Using the data below, copy each line that includes the word "Luku".

[start]

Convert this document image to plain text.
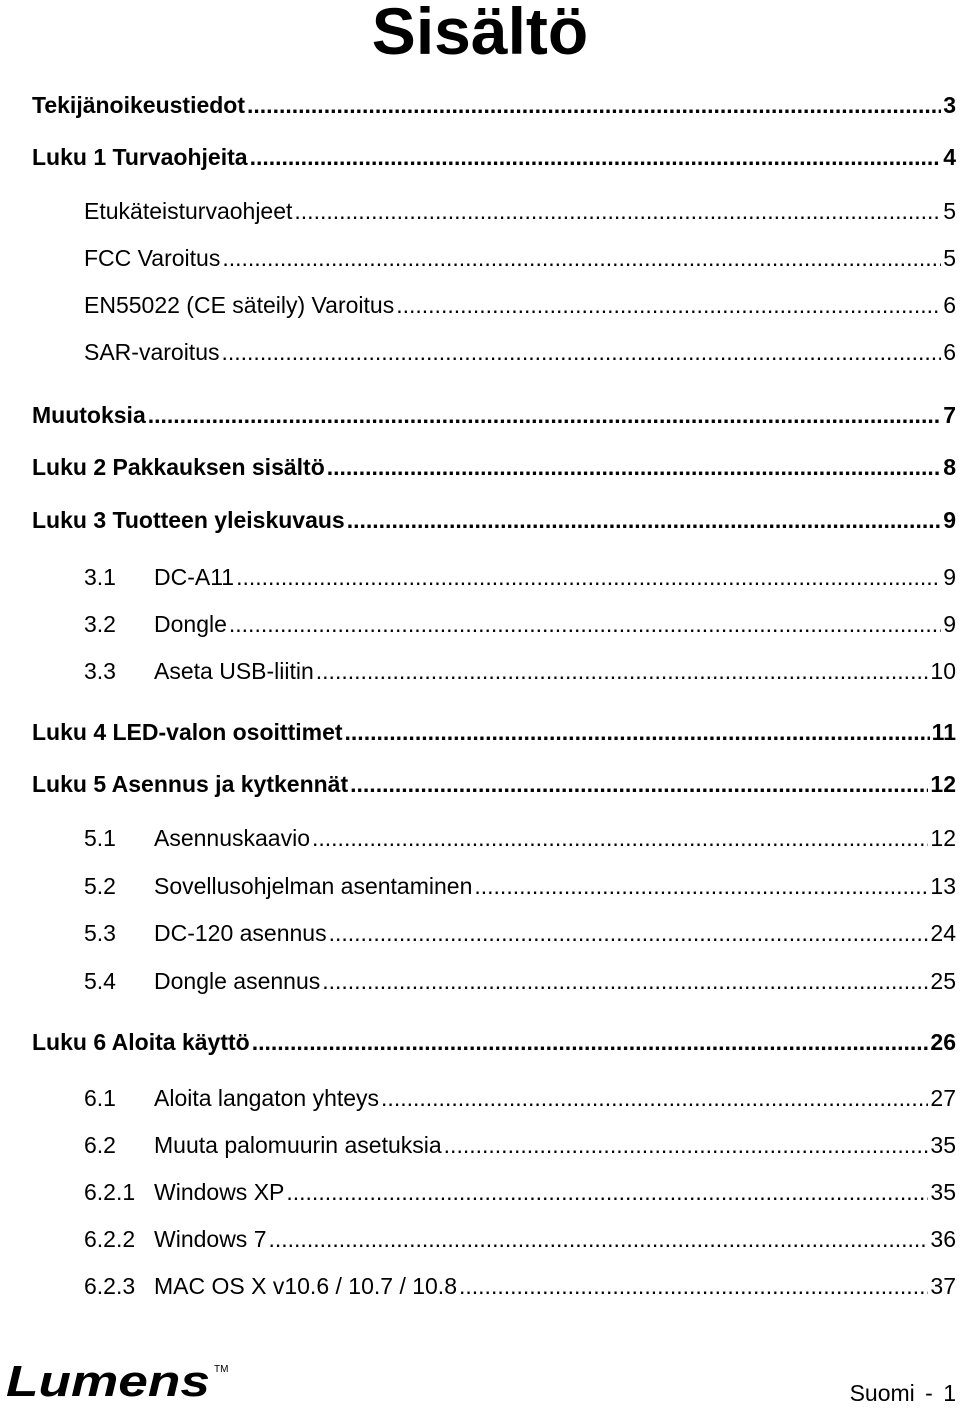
Sisältö
Tekijänoikeustiedot .....	3
Luku 1 Turvaohjeita .....	4
Etukäteisturvaohjeet .....	5
FCC Varoitus .....	5
EN55022 (CE säteily) Varoitus .....	6
SAR-varoitus .....	6
Muutoksia .....	7
Luku 2 Pakkauksen sisältö .....	8
Luku 3 Tuotteen yleiskuvaus .....	9
3.1	DC-A11 .....	9
3.2	Dongle .....	9
3.3	Aseta USB-liitin .....	10
Luku 4 LED-valon osoittimet .....	11
Luku 5 Asennus ja kytkennät .....	12
5.1	Asennuskaavio .....	12
5.2	Sovellusohjelman asentaminen .....	13
5.3	DC-120 asennus .....	24
5.4	Dongle asennus .....	25
Luku 6 Aloita käyttö .....	26
6.1	Aloita langaton yhteys .....	27
6.2	Muuta palomuurin asetuksia .....	35
6.2.1 Windows XP .....	35
6.2.2 Windows 7 .....	36
6.2.3 MAC OS X v10.6 / 10.7 / 10.8 .....	37
Lumens TM
Suomi - 1
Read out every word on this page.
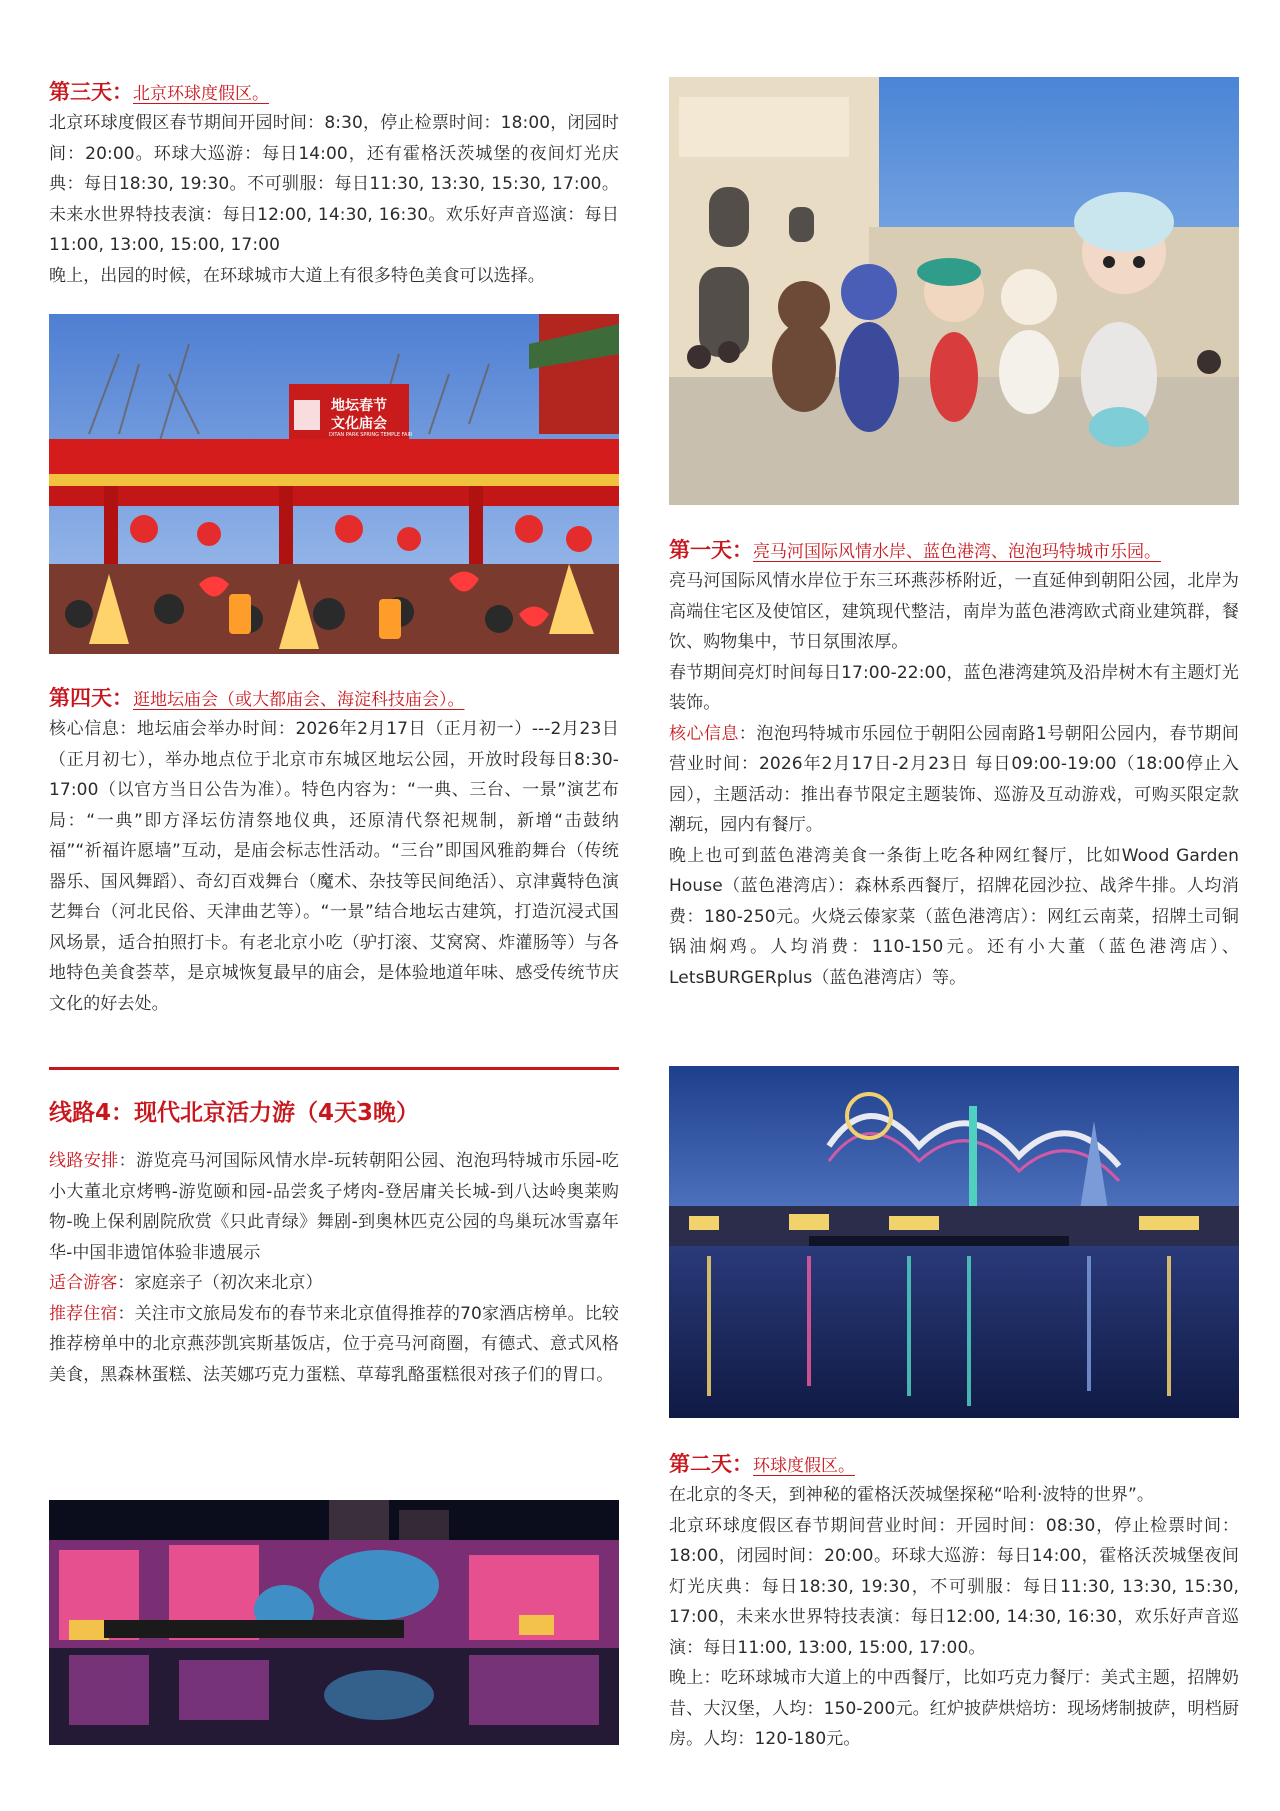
第三天：北京环球度假区。

北京环球度假区春节期间开园时间：8:30，停止检票时间：18:00，闭园时间：20:00。环球大巡游：每日14:00，还有霍格沃茨城堡的夜间灯光庆典：每日18:30, 19:30。不可驯服：每日11:30, 13:30, 15:30, 17:00。未来水世界特技表演：每日12:00, 14:30, 16:30。欢乐好声音巡演：每日11:00, 13:00, 15:00, 17:00

晚上，出园的时候，在环球城市大道上有很多特色美食可以选择。

地坛春节
文化庙会
DITAN PARK SPRING TEMPLE FAIR
第四天：逛地坛庙会（或大都庙会、海淀科技庙会）。

核心信息：地坛庙会举办时间：2026年2月17日（正月初一）---2月23日（正月初七），举办地点位于北京市东城区地坛公园，开放时段每日8:30-17:00（以官方当日公告为准）。特色内容为：“一典、三台、一景”演艺布局：“一典”即方泽坛仿清祭地仪典，还原清代祭祀规制，新增“击鼓纳福”“祈福许愿墙”互动，是庙会标志性活动。“三台”即国风雅韵舞台（传统器乐、国风舞蹈）、奇幻百戏舞台（魔术、杂技等民间绝活）、京津冀特色演艺舞台（河北民俗、天津曲艺等）。“一景”结合地坛古建筑，打造沉浸式国风场景，适合拍照打卡。有老北京小吃（驴打滚、艾窝窝、炸灌肠等）与各地特色美食荟萃，是京城恢复最早的庙会，是体验地道年味、感受传统节庆文化的好去处。

线路4：现代北京活力游（4天3晚）

线路安排：游览亮马河国际风情水岸-玩转朝阳公园、泡泡玛特城市乐园-吃小大董北京烤鸭-游览颐和园-品尝炙子烤肉-登居庸关长城-到八达岭奥莱购物-晚上保利剧院欣赏《只此青绿》舞剧-到奥林匹克公园的鸟巢玩冰雪嘉年华-中国非遗馆体验非遗展示

适合游客：家庭亲子（初次来北京）

推荐住宿：关注市文旅局发布的春节来北京值得推荐的70家酒店榜单。比较推荐榜单中的北京燕莎凯宾斯基饭店，位于亮马河商圈，有德式、意式风格美食，黑森林蛋糕、法芙娜巧克力蛋糕、草莓乳酪蛋糕很对孩子们的胃口。

第一天：亮马河国际风情水岸、蓝色港湾、泡泡玛特城市乐园。

亮马河国际风情水岸位于东三环燕莎桥附近，一直延伸到朝阳公园，北岸为高端住宅区及使馆区，建筑现代整洁，南岸为蓝色港湾欧式商业建筑群，餐饮、购物集中，节日氛围浓厚。

春节期间亮灯时间每日17:00-22:00，蓝色港湾建筑及沿岸树木有主题灯光装饰。

核心信息：泡泡玛特城市乐园位于朝阳公园南路1号朝阳公园内，春节期间营业时间：2026年2月17日-2月23日 每日09:00-19:00（18:00停止入园），主题活动：推出春节限定主题装饰、巡游及互动游戏，可购买限定款潮玩，园内有餐厅。

晚上也可到蓝色港湾美食一条街上吃各种网红餐厅，比如Wood Garden House（蓝色港湾店）：森林系西餐厅，招牌花园沙拉、战斧牛排。人均消费：180-250元。火烧云傣家菜（蓝色港湾店）：网红云南菜，招牌土司铜锅油焖鸡。人均消费：110-150元。还有小大董（蓝色港湾店）、LetsBURGERplus（蓝色港湾店）等。

第二天：环球度假区。

在北京的冬天，到神秘的霍格沃茨城堡探秘“哈利·波特的世界”。

北京环球度假区春节期间营业时间：开园时间：08:30，停止检票时间：18:00，闭园时间：20:00。环球大巡游：每日14:00，霍格沃茨城堡夜间灯光庆典：每日18:30, 19:30，不可驯服：每日11:30, 13:30, 15:30, 17:00，未来水世界特技表演：每日12:00, 14:30, 16:30，欢乐好声音巡演：每日11:00, 13:00, 15:00, 17:00。

晚上：吃环球城市大道上的中西餐厅，比如巧克力餐厅：美式主题，招牌奶昔、大汉堡，人均：150-200元。红炉披萨烘焙坊：现场烤制披萨，明档厨房。人均：120-180元。
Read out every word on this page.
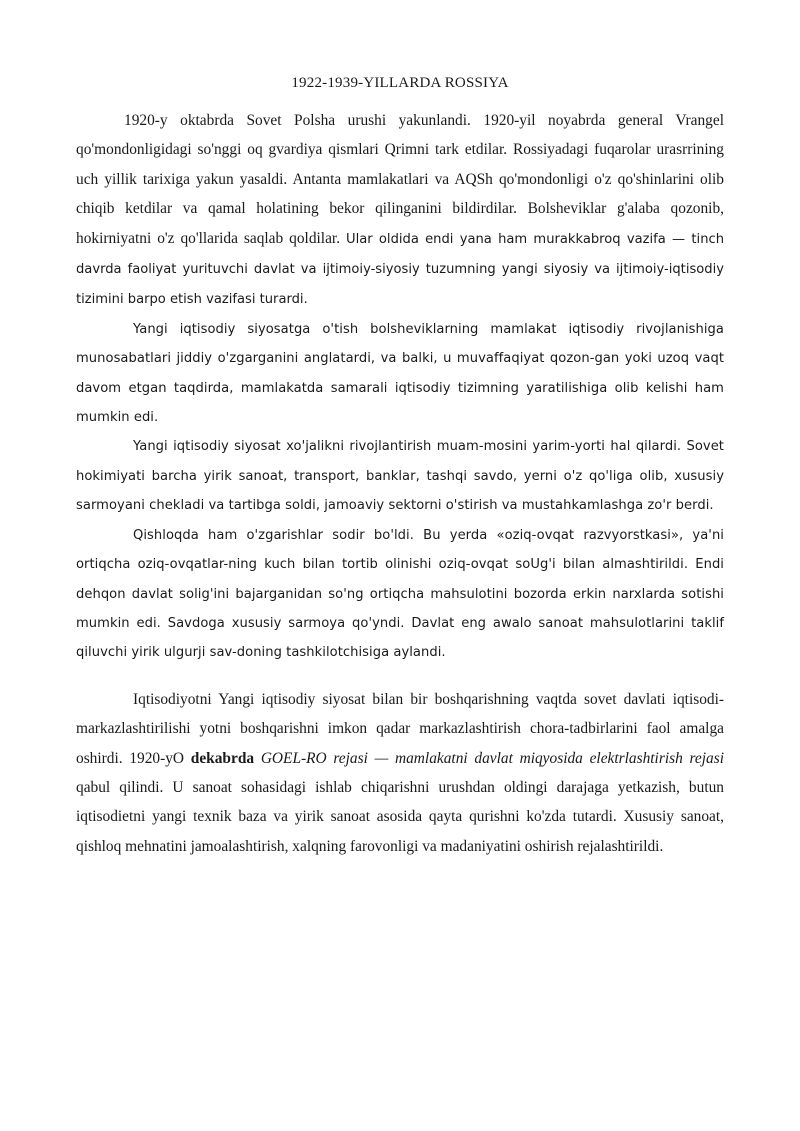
1922-1939-YILLARDA ROSSIYA

1920-y oktabrda Sovet Polsha urushi yakunlandi. 1920-yil noyabrda general Vrangel qo'mondonligidagi so'nggi oq gvardiya qismlari Qrimni tark etdilar. Rossiyadagi fuqarolar urasrrining uch yillik tarixiga yakun yasaldi. Antanta mamlakatlari va AQSh qo'mondonligi o'z qo'shinlarini olib chiqib ketdilar va qamal holatining bekor qilinganini bildirdilar. Bolsheviklar g'alaba qozonib, hokirniyatni o'z qo'llarida saqlab qoldilar. Ular oldida endi yana ham murakkabroq vazifa — tinch davrda faoliyat yurituvchi davlat va ijtimoiy-siyosiy tuzumning yangi siyosiy va ijtimoiy-iqtisodiy tizimini barpo etish vazifasi turardi.

Yangi iqtisodiy siyosatga o'tish bolsheviklarning mamlakat iqtisodiy rivojlanishiga munosabatlari jiddiy o'zgarganini anglatardi, va balki, u muvaffaqiyat qozon-gan yoki uzoq vaqt davom etgan taqdirda, mamlakatda samarali iqtisodiy tizimning yaratilishiga olib kelishi ham mumkin edi.

Yangi iqtisodiy siyosat xo'jalikni rivojlantirish muam-mosini yarim-yorti hal qilardi. Sovet hokimiyati barcha yirik sanoat, transport, banklar, tashqi savdo, yerni o'z qo'liga olib, xususiy sarmoyani chekladi va tartibga soldi, jamoaviy sektorni o'stirish va mustahkamlashga zo'r berdi.

Qishloqda ham o'zgarishlar sodir bo'ldi. Bu yerda «oziq-ovqat razvyorstkasi», ya'ni ortiqcha oziq-ovqatlar-ning kuch bilan tortib olinishi oziq-ovqat soUg'i bilan almashtirildi. Endi dehqon davlat solig'ini bajarganidan so'ng ortiqcha mahsulotini bozorda erkin narxlarda sotishi mumkin edi. Savdoga xususiy sarmoya qo'yndi. Davlat eng awalo sanoat mahsulotlarini taklif qiluvchi yirik ulgurji sav-doning tashkilotchisiga aylandi.

Iqtisodiyotni Yangi iqtisodiy siyosat bilan bir boshqarishning vaqtda sovet davlati iqtisodi-markazlashtirilishi yotni boshqarishni imkon qadar markazlashtirish chora-tadbirlarini faol amalga oshirdi. 1920-yO dekabrda GOEL-RO rejasi — mamlakatni davlat miqyosida elektrlashtirish rejasi qabul qilindi. U sanoat sohasidagi ishlab chiqarishni urushdan oldingi darajaga yetkazish, butun iqtisodietni yangi texnik baza va yirik sanoat asosida qayta qurishni ko'zda tutardi. Xususiy sanoat, qishloq mehnatini jamoalashtirish, xalqning farovonligi va madaniyatini oshirish rejalashtirildi.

[end]

Result of this exercise:
Luku 1 Turvaohjeita .....	4
Luku 2 Pakkauksen sisältö .....	8
Luku 3 Tuotteen yleiskuvaus .....	9
Luku 4 LED-valon osoittimet .....	11
Luku 5 Asennus ja kytkennät .....	12
Luku 6 Aloita käyttö .....	26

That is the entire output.